Prompt
Copy all lines of the listing that include the string "GARAGE".

Exercise materials

----

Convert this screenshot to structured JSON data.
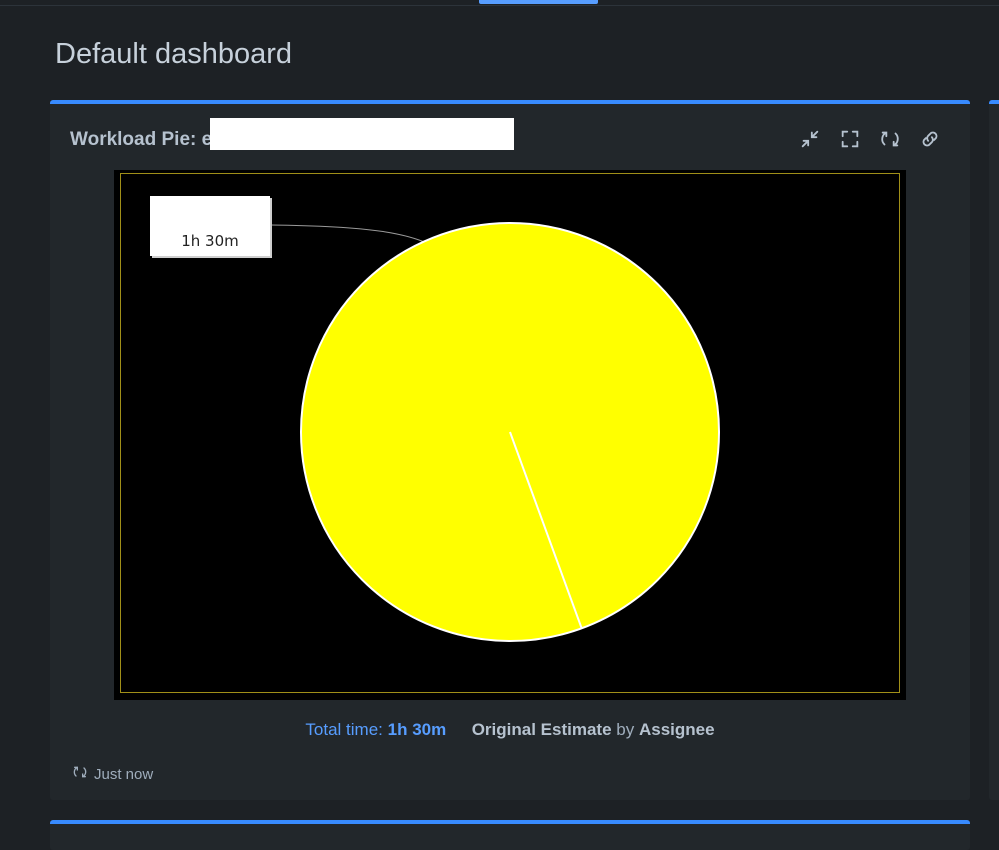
{
  "page": {
    "title": "Default dashboard"
  },
  "gadget": {
    "title": "Workload Pie: e",
    "toolbar": {
      "minimize_icon": "minimize-icon",
      "fullscreen_icon": "fullscreen-icon",
      "refresh_icon": "refresh-icon",
      "link_icon": "link-icon"
    },
    "summary": {
      "total_label": "Total time:",
      "total_value": "1h 30m",
      "field": "Original Estimate",
      "by": "by",
      "group": "Assignee"
    },
    "status": {
      "icon": "refresh-icon",
      "text": "Just now"
    }
  },
  "colors": {
    "accent": "#388bff",
    "slice": "#ffff00",
    "chart_background": "#000000"
  },
  "chart_data": {
    "type": "pie",
    "slices": [
      {
        "label": "",
        "value_text": "1h 30m",
        "value": 1.0,
        "color": "#ffff00"
      }
    ]
  }
}
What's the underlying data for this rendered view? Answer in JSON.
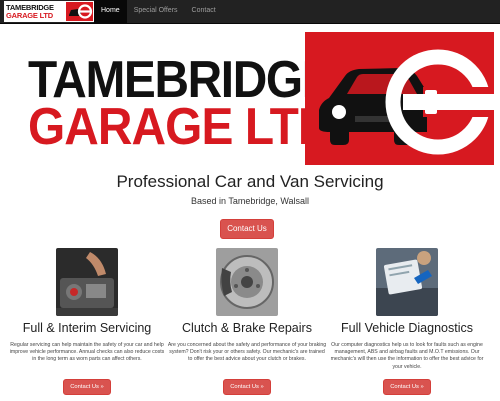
{
  "brand": {
    "nav_logo_line1": "TAMEBRIDGE",
    "nav_logo_line2": "GARAGE LTD",
    "banner_line1": "TAMEBRIDGE",
    "banner_line2": "GARAGE LTD",
    "accent_color": "#d71920"
  },
  "nav": {
    "items": [
      {
        "label": "Home",
        "active": true
      },
      {
        "label": "Special Offers",
        "active": false
      },
      {
        "label": "Contact",
        "active": false
      }
    ]
  },
  "hero": {
    "title": "Professional Car and Van Servicing",
    "subtitle": "Based in Tamebridge, Walsall",
    "button_label": "Contact Us"
  },
  "features": [
    {
      "title": "Full & Interim Servicing",
      "text": "Regular servicing can help maintain the safety of your car and help improve vehicle performance. Annual checks can also reduce costs in the long term as worn parts can affect others.",
      "button_label": "Contact Us »",
      "image": "engine-service-photo"
    },
    {
      "title": "Clutch & Brake Repairs",
      "text": "Are you concerned about the safety and performance of your braking system? Don't risk your or others safety. Our mechanic's are trained to offer the best advice about your clutch or brakes.",
      "button_label": "Contact Us »",
      "image": "brake-disc-photo"
    },
    {
      "title": "Full Vehicle Diagnostics",
      "text": "Our computer diagnostics help us to look for faults such as engine management, ABS and airbag faults and M.O.T emissions. Our mechanic's will then use the information to offer the best advice for your vehicle.",
      "button_label": "Contact Us »",
      "image": "diagnostics-photo"
    }
  ]
}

----

Result of the task
    "nav_logo_line2": "GARAGE LTD",
    "banner_line2": "GARAGE LTD",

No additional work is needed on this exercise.